++++ Text excerpt ++++
The scope then is grand and the planned roleplaying game seems a good move if the riches are to be used in anything like the way they could be. You can see how much the supplements will have to work with. The innocence and barbarity are an unsettling mix, but a mix that drew this reader in. Part of the interest for me comes in seeing the mistakes as they are made, and wanting to restrain the worst instincts of the actors.
As for the potential of the tabletop game, there's a sense of a world uncharted and days to be seized. I found myself wanting to get started on the double - not the best move here - thinking about how the tactics we're familiar with would apply to landships, walkers and aetherships, and how much the conflicts of the time in our reality would mesh with those of the alternate history. Part of the fun of the game itself is actually creating the forces mentioned in the background - to help this along the army, unit and machine building is almost completely open. This has drawbacks of course, and the game is not really one for those looking for balance. The pay-off though is more than enough fiction, narrative and drama for a clear net gain.
When it comes to play itself, the ruleset very appropriately claims to have "a unique engine". The essence is the idea of command and the key mechanism does well to suggest the challenge of managing a mixed force of men and machines in the crucible. The tech of the background can be the heart of an army and sabotage plays a role too.
But I'll give my thoughts on all of that over the next couple of days.



8 responding:
Wow. This is absolutely very, very cool. Gotta check out the site. Thanks for posting this--it looks like a ton of fun. Always liked Space 1899 and Marcus Rowland's Forgotten Futures...http://www.forgottenfutures.com/
Cool! Thank you for the review, this was very helpful. I'm looking forward to parts 2 and 3 with much anticipation. The background for this game sounds fascinating and I am impressed by its ambitious scope.
++++ Data under study ++++
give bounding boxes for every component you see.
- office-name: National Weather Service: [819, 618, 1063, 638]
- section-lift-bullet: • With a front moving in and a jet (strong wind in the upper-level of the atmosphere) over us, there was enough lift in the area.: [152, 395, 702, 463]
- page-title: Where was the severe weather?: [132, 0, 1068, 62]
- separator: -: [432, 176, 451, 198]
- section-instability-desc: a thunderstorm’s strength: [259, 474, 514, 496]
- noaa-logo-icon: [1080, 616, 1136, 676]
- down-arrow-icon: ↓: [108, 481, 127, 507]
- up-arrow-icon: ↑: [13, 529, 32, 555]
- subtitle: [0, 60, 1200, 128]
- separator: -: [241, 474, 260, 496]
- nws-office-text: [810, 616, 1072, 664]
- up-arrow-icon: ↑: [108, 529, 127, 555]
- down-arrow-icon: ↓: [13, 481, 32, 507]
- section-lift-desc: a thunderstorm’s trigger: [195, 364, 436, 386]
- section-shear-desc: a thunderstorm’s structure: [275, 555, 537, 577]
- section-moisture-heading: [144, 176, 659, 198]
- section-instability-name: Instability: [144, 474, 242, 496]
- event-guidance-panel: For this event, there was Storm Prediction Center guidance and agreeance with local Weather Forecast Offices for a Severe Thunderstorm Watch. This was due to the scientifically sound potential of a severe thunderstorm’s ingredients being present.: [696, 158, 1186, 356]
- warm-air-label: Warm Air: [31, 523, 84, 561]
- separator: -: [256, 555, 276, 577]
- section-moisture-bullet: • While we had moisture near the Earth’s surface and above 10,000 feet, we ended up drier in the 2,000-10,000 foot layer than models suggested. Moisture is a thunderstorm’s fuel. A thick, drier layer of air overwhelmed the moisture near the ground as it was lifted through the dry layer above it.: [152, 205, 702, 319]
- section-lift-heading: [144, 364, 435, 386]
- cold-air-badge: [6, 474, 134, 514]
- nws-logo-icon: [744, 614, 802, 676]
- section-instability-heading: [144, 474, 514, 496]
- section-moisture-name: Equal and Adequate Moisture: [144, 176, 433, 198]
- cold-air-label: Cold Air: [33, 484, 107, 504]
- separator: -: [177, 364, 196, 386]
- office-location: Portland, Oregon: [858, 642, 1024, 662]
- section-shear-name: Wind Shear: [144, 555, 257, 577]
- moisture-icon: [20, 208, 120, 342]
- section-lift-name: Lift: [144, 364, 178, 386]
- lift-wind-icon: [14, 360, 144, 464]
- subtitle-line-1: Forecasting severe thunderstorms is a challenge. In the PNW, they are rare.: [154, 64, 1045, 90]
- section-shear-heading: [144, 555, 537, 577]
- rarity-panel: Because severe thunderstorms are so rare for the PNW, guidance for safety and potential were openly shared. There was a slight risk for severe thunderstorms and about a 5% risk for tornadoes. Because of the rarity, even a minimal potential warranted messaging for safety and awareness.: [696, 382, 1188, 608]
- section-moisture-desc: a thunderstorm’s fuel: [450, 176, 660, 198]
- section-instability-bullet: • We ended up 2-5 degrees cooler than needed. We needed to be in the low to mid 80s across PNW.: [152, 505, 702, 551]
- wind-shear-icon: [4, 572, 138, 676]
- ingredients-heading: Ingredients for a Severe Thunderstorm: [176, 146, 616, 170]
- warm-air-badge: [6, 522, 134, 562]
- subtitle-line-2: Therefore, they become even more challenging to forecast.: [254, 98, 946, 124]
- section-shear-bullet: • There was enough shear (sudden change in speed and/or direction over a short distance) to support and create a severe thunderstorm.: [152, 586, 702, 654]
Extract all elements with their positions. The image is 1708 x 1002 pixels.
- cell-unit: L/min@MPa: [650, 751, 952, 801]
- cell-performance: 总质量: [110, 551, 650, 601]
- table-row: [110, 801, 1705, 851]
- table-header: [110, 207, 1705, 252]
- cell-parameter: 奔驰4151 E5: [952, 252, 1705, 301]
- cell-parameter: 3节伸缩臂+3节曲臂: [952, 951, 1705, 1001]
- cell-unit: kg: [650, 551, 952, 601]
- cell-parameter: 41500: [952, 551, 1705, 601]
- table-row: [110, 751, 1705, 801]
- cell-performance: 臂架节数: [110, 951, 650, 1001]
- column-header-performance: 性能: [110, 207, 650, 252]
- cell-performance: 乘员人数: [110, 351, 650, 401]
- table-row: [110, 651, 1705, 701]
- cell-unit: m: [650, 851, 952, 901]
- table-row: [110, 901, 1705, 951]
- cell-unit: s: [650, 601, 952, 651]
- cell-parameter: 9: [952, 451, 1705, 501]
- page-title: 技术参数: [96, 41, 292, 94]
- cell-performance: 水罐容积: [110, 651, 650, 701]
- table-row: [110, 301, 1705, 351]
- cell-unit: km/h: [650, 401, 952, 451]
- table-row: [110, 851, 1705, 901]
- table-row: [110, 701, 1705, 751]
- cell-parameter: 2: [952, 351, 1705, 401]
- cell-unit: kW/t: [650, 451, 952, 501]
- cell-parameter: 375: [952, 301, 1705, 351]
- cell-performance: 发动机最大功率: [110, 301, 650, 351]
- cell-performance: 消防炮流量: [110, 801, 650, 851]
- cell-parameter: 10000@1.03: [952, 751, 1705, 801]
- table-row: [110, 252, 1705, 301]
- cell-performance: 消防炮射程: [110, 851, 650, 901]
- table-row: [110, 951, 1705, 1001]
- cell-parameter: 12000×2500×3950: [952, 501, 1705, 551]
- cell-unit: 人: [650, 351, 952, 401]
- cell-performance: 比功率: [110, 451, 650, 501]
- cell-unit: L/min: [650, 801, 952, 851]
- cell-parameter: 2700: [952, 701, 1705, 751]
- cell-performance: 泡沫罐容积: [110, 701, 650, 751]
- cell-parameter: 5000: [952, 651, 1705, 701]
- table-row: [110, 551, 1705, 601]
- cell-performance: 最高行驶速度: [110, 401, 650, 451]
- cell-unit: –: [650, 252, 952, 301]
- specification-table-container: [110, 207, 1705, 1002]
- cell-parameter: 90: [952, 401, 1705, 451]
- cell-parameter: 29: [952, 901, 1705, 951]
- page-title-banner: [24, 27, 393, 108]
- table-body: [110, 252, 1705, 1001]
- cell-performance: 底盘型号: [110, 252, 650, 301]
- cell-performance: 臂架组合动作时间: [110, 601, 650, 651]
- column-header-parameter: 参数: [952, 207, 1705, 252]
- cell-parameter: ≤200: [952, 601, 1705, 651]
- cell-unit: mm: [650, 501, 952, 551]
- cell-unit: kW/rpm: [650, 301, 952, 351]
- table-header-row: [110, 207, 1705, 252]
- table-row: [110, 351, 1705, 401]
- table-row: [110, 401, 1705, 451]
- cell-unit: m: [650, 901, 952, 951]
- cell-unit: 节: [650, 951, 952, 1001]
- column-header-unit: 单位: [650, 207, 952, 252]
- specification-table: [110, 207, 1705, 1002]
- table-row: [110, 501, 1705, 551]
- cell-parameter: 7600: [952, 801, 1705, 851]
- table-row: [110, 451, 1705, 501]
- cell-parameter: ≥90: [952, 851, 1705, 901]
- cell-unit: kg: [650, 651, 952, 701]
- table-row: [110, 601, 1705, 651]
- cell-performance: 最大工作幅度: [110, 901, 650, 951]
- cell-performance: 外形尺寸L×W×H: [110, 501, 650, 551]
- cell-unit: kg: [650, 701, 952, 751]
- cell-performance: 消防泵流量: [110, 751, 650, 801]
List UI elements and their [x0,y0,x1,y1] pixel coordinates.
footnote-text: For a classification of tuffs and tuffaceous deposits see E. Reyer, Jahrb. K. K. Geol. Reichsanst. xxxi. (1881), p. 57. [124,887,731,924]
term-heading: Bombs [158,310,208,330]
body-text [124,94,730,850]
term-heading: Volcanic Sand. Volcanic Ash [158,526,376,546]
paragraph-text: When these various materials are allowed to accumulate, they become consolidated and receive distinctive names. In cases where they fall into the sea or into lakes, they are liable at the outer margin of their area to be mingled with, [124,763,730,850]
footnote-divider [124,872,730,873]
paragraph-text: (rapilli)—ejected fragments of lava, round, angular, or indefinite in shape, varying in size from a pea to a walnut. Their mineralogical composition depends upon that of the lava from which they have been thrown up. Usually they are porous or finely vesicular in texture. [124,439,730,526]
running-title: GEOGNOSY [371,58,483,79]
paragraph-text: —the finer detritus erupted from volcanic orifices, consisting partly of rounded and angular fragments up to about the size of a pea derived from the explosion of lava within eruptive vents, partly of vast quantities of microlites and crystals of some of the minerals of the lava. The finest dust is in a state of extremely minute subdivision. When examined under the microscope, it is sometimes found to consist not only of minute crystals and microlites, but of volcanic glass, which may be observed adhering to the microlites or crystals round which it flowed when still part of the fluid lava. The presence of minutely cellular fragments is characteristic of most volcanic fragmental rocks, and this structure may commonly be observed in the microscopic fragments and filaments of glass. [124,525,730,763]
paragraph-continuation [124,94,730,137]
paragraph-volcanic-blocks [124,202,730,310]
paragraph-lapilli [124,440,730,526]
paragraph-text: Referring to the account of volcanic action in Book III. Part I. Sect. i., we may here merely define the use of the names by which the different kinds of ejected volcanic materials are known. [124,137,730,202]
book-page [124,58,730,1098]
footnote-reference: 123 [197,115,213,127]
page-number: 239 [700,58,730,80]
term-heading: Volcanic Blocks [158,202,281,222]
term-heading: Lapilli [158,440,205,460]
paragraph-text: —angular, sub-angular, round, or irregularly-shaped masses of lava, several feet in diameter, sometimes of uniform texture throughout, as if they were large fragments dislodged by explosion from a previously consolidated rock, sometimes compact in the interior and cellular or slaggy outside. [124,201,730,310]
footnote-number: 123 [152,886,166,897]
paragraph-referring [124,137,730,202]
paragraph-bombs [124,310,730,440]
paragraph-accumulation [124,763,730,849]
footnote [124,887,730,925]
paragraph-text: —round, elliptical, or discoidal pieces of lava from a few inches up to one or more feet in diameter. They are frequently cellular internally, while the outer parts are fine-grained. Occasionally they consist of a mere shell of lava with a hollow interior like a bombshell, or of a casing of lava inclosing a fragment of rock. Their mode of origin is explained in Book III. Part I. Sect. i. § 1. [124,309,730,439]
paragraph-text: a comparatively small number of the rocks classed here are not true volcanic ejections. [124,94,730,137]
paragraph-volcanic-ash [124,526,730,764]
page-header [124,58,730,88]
++++
[Work task]
Resume the review of the alternate-history tabletop wargame and its reader comments, starting right after its last sentence. The material has no connection to the text about the alternate-history tabletop game.

[Result below]
Yes, definitely neat!
I'm glad it's going down so well. The background is very evocative, and I especially like the way it informs what happens on the table.
@ NetherWorks - That's a great recommendation, and clearly a good complement to the ideas here.
Thank you for the kind comments. The scope of the project is grand truly but one of my own personal passion. I can also say that without a doubt everyone that was involved in playtesting and editing with me in this project put a lot of love into the final version. A big thank you should go to them as well.
In that case, thanks to all of them from me too. It's easy to forget that a project of this complexity is likely to have involved many others at various stages, and their role is equally important, in the sense that without them the game would not be quite the same.
Interesting. What's the intended scale?
This gets covered in the next part. It's designed for 2-15mm miniatures, but the pdf suggests it's easily adapted for 20-32mm. It seems to me there'd be no real trouble doing the conversion.